──────── Entries shown ────────

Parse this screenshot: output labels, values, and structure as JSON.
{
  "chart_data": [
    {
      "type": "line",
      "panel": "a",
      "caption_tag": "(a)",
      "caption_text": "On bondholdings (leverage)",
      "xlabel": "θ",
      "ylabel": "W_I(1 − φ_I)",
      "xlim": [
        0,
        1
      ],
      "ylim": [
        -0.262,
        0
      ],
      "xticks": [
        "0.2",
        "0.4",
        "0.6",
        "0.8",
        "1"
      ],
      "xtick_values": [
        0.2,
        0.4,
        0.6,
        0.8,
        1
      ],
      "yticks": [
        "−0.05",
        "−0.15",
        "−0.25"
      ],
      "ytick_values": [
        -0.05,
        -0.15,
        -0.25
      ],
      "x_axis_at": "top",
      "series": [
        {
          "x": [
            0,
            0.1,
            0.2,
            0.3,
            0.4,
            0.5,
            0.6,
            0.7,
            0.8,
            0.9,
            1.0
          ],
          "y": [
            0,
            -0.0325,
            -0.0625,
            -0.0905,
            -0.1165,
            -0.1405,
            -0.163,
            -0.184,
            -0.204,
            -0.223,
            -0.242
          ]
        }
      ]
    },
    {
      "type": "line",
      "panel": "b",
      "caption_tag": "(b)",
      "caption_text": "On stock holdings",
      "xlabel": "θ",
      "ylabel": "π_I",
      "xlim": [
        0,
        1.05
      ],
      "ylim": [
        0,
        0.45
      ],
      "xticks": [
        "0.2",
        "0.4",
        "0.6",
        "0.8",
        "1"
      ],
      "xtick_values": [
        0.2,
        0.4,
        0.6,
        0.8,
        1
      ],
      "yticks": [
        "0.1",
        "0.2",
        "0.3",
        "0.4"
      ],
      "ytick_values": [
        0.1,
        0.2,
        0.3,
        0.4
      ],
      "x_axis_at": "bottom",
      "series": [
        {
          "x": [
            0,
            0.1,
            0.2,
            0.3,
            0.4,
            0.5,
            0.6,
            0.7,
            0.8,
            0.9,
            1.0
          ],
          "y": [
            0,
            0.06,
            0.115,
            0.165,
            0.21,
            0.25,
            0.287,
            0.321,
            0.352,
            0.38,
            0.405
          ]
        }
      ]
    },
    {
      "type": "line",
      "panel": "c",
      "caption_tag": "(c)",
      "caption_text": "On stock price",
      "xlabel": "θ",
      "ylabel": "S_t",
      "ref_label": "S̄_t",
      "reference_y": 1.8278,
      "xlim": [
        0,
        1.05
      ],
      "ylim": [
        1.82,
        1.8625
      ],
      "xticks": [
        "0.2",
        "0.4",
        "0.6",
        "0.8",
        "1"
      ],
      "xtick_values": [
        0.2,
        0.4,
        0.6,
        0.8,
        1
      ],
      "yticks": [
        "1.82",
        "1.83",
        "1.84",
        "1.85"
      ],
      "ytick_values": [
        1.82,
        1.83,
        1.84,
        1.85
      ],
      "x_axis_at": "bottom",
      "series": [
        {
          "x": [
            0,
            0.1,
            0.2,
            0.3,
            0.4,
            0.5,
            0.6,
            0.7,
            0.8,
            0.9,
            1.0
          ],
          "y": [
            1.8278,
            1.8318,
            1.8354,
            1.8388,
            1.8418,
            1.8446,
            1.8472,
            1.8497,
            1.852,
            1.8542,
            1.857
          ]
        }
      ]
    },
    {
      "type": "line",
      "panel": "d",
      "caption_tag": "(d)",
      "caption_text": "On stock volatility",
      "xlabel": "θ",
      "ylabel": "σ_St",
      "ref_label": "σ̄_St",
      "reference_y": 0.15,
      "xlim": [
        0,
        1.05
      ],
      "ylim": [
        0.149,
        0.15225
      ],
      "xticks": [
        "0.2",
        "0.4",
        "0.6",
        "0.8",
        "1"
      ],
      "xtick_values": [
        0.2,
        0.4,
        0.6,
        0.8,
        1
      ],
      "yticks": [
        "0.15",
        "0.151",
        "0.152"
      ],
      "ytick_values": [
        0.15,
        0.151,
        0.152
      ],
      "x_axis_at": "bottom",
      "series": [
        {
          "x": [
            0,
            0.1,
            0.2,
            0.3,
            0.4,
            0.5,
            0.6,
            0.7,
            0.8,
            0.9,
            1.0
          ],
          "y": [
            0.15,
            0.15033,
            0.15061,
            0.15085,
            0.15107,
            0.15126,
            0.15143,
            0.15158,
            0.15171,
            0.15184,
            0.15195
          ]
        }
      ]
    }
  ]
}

────────

## Job
Transcribe the data above in full, exactly.

## Reply
Parse this screenshot: output labels, values, and structure as JSON.
{
  "chart_data": [
    {
      "type": "line",
      "panel": "a",
      "caption_tag": "(a)",
      "caption_text": "On bondholdings (leverage)",
      "xlabel": "θ",
      "ylabel": "W_I(1 − φ_I)",
      "xlim": [
        0,
        1
      ],
      "ylim": [
        -0.262,
        0
      ],
      "xticks": [
        "0.2",
        "0.4",
        "0.6",
        "0.8",
        "1"
      ],
      "xtick_values": [
        0.2,
        0.4,
        0.6,
        0.8,
        1
      ],
      "yticks": [
        "−0.05",
        "−0.15",
        "−0.25"
      ],
      "ytick_values": [
        -0.05,
        -0.15,
        -0.25
      ],
      "x_axis_at": "top",
      "series": [
        {
          "x": [
            0,
            0.1,
            0.2,
            0.3,
            0.4,
            0.5,
            0.6,
            0.7,
            0.8,
            0.9,
            1.0
          ],
          "y": [
            0,
            -0.0325,
            -0.0625,
            -0.0905,
            -0.1165,
            -0.1405,
            -0.163,
            -0.184,
            -0.204,
            -0.223,
            -0.242
          ]
        }
      ]
    },
    {
      "type": "line",
      "panel": "b",
      "caption_tag": "(b)",
      "caption_text": "On stock holdings",
      "xlabel": "θ",
      "ylabel": "π_I",
      "xlim": [
        0,
        1.05
      ],
      "ylim": [
        0,
        0.45
      ],
      "xticks": [
        "0.2",
        "0.4",
        "0.6",
        "0.8",
        "1"
      ],
      "xtick_values": [
        0.2,
        0.4,
        0.6,
        0.8,
        1
      ],
      "yticks": [
        "0.1",
        "0.2",
        "0.3",
        "0.4"
      ],
      "ytick_values": [
        0.1,
        0.2,
        0.3,
        0.4
      ],
      "x_axis_at": "bottom",
      "series": [
        {
          "x": [
            0,
            0.1,
            0.2,
            0.3,
            0.4,
            0.5,
            0.6,
            0.7,
            0.8,
            0.9,
            1.0
          ],
          "y": [
            0,
            0.06,
            0.115,
            0.165,
            0.21,
            0.25,
            0.287,
            0.321,
            0.352,
            0.38,
            0.405
          ]
        }
      ]
    },
    {
      "type": "line",
      "panel": "c",
      "caption_tag": "(c)",
      "caption_text": "On stock price",
      "xlabel": "θ",
      "ylabel": "S_t",
      "ref_label": "S̄_t",
      "reference_y": 1.8278,
      "xlim": [
        0,
        1.05
      ],
      "ylim": [
        1.82,
        1.8625
      ],
      "xticks": [
        "0.2",
        "0.4",
        "0.6",
        "0.8",
        "1"
      ],
      "xtick_values": [
        0.2,
        0.4,
        0.6,
        0.8,
        1
      ],
      "yticks": [
        "1.82",
        "1.83",
        "1.84",
        "1.85"
      ],
      "ytick_values": [
        1.82,
        1.83,
        1.84,
        1.85
      ],
      "x_axis_at": "bottom",
      "series": [
        {
          "x": [
            0,
            0.1,
            0.2,
            0.3,
            0.4,
            0.5,
            0.6,
            0.7,
            0.8,
            0.9,
            1.0
          ],
          "y": [
            1.8278,
            1.8318,
            1.8354,
            1.8388,
            1.8418,
            1.8446,
            1.8472,
            1.8497,
            1.852,
            1.8542,
            1.857
          ]
        }
      ]
    },
    {
      "type": "line",
      "panel": "d",
      "caption_tag": "(d)",
      "caption_text": "On stock volatility",
      "xlabel": "θ",
      "ylabel": "σ_St",
      "ref_label": "σ̄_St",
      "reference_y": 0.15,
      "xlim": [
        0,
        1.05
      ],
      "ylim": [
        0.149,
        0.15225
      ],
      "xticks": [
        "0.2",
        "0.4",
        "0.6",
        "0.8",
        "1"
      ],
      "xtick_values": [
        0.2,
        0.4,
        0.6,
        0.8,
        1
      ],
      "yticks": [
        "0.15",
        "0.151",
        "0.152"
      ],
      "ytick_values": [
        0.15,
        0.151,
        0.152
      ],
      "x_axis_at": "bottom",
      "series": [
        {
          "x": [
            0,
            0.1,
            0.2,
            0.3,
            0.4,
            0.5,
            0.6,
            0.7,
            0.8,
            0.9,
            1.0
          ],
          "y": [
            0.15,
            0.15033,
            0.15061,
            0.15085,
            0.15107,
            0.15126,
            0.15143,
            0.15158,
            0.15171,
            0.15184,
            0.15195
          ]
        }
      ]
    }
  ]
}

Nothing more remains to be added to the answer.